Quote the whole listing word for word, please.

===== PROVIDED DATA

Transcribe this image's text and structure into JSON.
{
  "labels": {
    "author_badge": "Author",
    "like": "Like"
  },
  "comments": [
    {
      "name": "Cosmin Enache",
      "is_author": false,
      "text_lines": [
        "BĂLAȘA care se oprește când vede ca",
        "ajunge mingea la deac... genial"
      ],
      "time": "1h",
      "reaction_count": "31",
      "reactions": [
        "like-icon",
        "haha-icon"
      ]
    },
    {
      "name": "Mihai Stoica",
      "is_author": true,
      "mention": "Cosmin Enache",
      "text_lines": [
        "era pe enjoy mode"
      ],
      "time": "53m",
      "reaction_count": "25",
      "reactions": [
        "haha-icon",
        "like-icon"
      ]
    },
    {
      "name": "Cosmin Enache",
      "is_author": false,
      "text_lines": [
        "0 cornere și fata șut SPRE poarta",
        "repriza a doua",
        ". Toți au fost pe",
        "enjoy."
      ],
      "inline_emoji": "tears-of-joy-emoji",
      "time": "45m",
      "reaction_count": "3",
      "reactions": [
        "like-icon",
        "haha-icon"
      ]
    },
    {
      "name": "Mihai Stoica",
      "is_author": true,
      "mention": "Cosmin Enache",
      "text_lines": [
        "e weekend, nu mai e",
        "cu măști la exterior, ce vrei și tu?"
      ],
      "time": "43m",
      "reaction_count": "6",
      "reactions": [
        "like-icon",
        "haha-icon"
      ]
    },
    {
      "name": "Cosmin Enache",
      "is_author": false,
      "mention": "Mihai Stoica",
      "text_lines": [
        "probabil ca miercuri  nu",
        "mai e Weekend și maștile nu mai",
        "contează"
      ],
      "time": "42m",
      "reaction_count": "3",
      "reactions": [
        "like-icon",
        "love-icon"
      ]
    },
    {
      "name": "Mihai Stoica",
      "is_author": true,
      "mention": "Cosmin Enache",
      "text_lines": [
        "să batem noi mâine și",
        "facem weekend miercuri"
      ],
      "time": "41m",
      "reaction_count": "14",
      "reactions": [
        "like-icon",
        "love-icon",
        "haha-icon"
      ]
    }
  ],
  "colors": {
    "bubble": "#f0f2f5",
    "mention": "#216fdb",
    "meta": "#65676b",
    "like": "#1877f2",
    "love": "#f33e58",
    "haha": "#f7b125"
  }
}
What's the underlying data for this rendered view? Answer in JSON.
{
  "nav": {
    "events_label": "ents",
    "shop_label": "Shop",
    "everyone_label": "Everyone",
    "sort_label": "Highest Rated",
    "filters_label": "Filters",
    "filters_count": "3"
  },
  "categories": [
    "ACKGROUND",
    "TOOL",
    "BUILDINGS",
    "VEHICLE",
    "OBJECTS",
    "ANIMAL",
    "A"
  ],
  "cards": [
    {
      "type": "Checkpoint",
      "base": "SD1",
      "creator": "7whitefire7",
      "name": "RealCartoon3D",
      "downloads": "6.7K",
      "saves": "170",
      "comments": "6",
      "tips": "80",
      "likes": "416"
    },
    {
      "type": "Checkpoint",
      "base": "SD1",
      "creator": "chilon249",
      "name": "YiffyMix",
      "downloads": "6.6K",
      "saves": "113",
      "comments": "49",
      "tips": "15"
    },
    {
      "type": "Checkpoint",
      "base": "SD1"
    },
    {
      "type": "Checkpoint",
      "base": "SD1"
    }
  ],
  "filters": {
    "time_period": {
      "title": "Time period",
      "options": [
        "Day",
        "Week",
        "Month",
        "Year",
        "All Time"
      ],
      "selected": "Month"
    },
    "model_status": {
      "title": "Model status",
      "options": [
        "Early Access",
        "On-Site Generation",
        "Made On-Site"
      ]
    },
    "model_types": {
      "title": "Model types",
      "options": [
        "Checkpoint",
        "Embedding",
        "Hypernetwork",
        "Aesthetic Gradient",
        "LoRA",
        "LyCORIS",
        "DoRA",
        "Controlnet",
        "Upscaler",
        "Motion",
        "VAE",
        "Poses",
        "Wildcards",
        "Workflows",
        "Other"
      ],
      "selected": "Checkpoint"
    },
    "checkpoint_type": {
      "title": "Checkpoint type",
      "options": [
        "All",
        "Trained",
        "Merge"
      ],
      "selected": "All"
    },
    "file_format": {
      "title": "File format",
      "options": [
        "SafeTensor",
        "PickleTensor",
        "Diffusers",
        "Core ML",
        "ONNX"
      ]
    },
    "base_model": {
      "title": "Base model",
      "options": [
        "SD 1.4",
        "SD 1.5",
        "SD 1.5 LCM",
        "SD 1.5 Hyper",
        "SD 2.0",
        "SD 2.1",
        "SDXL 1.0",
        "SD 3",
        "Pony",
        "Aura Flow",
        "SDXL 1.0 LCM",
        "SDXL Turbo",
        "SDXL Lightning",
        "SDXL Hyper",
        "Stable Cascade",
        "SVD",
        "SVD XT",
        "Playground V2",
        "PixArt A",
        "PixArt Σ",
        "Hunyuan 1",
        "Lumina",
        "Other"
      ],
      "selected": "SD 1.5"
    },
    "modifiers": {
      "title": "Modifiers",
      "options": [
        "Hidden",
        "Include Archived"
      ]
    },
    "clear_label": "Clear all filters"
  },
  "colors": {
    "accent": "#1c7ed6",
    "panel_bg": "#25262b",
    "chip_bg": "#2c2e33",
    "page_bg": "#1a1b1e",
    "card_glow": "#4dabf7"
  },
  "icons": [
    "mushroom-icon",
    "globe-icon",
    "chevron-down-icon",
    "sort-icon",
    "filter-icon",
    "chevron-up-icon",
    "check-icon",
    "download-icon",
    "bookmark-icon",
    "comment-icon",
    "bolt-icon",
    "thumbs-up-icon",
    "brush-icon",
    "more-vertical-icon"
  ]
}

==========

> **EXERCISE RESULT**
Transcribe this image's text and structure into JSON.
{
  "labels": {
    "author_badge": "Author",
    "like": "Like"
  },
  "comments": [
    {
      "name": "Cosmin Enache",
      "is_author": false,
      "text_lines": [
        "BĂLAȘA care se oprește când vede ca",
        "ajunge mingea la deac... genial"
      ],
      "time": "1h",
      "reaction_count": "31",
      "reactions": [
        "like-icon",
        "haha-icon"
      ]
    },
    {
      "name": "Mihai Stoica",
      "is_author": true,
      "mention": "Cosmin Enache",
      "text_lines": [
        "era pe enjoy mode"
      ],
      "time": "53m",
      "reaction_count": "25",
      "reactions": [
        "haha-icon",
        "like-icon"
      ]
    },
    {
      "name": "Cosmin Enache",
      "is_author": false,
      "text_lines": [
        "0 cornere și fata șut SPRE poarta",
        "repriza a doua",
        ". Toți au fost pe",
        "enjoy."
      ],
      "inline_emoji": "tears-of-joy-emoji",
      "time": "45m",
      "reaction_count": "3",
      "reactions": [
        "like-icon",
        "haha-icon"
      ]
    },
    {
      "name": "Mihai Stoica",
      "is_author": true,
      "mention": "Cosmin Enache",
      "text_lines": [
        "e weekend, nu mai e",
        "cu măști la exterior, ce vrei și tu?"
      ],
      "time": "43m",
      "reaction_count": "6",
      "reactions": [
        "like-icon",
        "haha-icon"
      ]
    },
    {
      "name": "Cosmin Enache",
      "is_author": false,
      "mention": "Mihai Stoica",
      "text_lines": [
        "probabil ca miercuri  nu",
        "mai e Weekend și maștile nu mai",
        "contează"
      ],
      "time": "42m",
      "reaction_count": "3",
      "reactions": [
        "like-icon",
        "love-icon"
      ]
    },
    {
      "name": "Mihai Stoica",
      "is_author": true,
      "mention": "Cosmin Enache",
      "text_lines": [
        "să batem noi mâine și",
        "facem weekend miercuri"
      ],
      "time": "41m",
      "reaction_count": "14",
      "reactions": [
        "like-icon",
        "love-icon",
        "haha-icon"
      ]
    }
  ],
  "colors": {
    "bubble": "#f0f2f5",
    "mention": "#216fdb",
    "meta": "#65676b",
    "like": "#1877f2",
    "love": "#f33e58",
    "haha": "#f7b125"
  }
}
What's the underlying data for this rendered view? Answer in JSON.
{
  "nav": {
    "events_label": "ents",
    "shop_label": "Shop",
    "everyone_label": "Everyone",
    "sort_label": "Highest Rated",
    "filters_label": "Filters",
    "filters_count": "3"
  },
  "categories": [
    "ACKGROUND",
    "TOOL",
    "BUILDINGS",
    "VEHICLE",
    "OBJECTS",
    "ANIMAL",
    "A"
  ],
  "cards": [
    {
      "type": "Checkpoint",
      "base": "SD1",
      "creator": "7whitefire7",
      "name": "RealCartoon3D",
      "downloads": "6.7K",
      "saves": "170",
      "comments": "6",
      "tips": "80",
      "likes": "416"
    },
    {
      "type": "Checkpoint",
      "base": "SD1",
      "creator": "chilon249",
      "name": "YiffyMix",
      "downloads": "6.6K",
      "saves": "113",
      "comments": "49",
      "tips": "15"
    },
    {
      "type": "Checkpoint",
      "base": "SD1"
    },
    {
      "type": "Checkpoint",
      "base": "SD1"
    }
  ],
  "filters": {
    "time_period": {
      "title": "Time period",
      "options": [
        "Day",
        "Week",
        "Month",
        "Year",
        "All Time"
      ],
      "selected": "Month"
    },
    "model_status": {
      "title": "Model status",
      "options": [
        "Early Access",
        "On-Site Generation",
        "Made On-Site"
      ]
    },
    "model_types": {
      "title": "Model types",
      "options": [
        "Checkpoint",
        "Embedding",
        "Hypernetwork",
        "Aesthetic Gradient",
        "LoRA",
        "LyCORIS",
        "DoRA",
        "Controlnet",
        "Upscaler",
        "Motion",
        "VAE",
        "Poses",
        "Wildcards",
        "Workflows",
        "Other"
      ],
      "selected": "Checkpoint"
    },
    "checkpoint_type": {
      "title": "Checkpoint type",
      "options": [
        "All",
        "Trained",
        "Merge"
      ],
      "selected": "All"
    },
    "file_format": {
      "title": "File format",
      "options": [
        "SafeTensor",
        "PickleTensor",
        "Diffusers",
        "Core ML",
        "ONNX"
      ]
    },
    "base_model": {
      "title": "Base model",
      "options": [
        "SD 1.4",
        "SD 1.5",
        "SD 1.5 LCM",
        "SD 1.5 Hyper",
        "SD 2.0",
        "SD 2.1",
        "SDXL 1.0",
        "SD 3",
        "Pony",
        "Aura Flow",
        "SDXL 1.0 LCM",
        "SDXL Turbo",
        "SDXL Lightning",
        "SDXL Hyper",
        "Stable Cascade",
        "SVD",
        "SVD XT",
        "Playground V2",
        "PixArt A",
        "PixArt Σ",
        "Hunyuan 1",
        "Lumina",
        "Other"
      ],
      "selected": "SD 1.5"
    },
    "modifiers": {
      "title": "Modifiers",
      "options": [
        "Hidden",
        "Include Archived"
      ]
    },
    "clear_label": "Clear all filters"
  },
  "colors": {
    "accent": "#1c7ed6",
    "panel_bg": "#25262b",
    "chip_bg": "#2c2e33",
    "page_bg": "#1a1b1e",
    "card_glow": "#4dabf7"
  },
  "icons": [
    "mushroom-icon",
    "globe-icon",
    "chevron-down-icon",
    "sort-icon",
    "filter-icon",
    "chevron-up-icon",
    "check-icon",
    "download-icon",
    "bookmark-icon",
    "comment-icon",
    "bolt-icon",
    "thumbs-up-icon",
    "brush-icon",
    "more-vertical-icon"
  ]
}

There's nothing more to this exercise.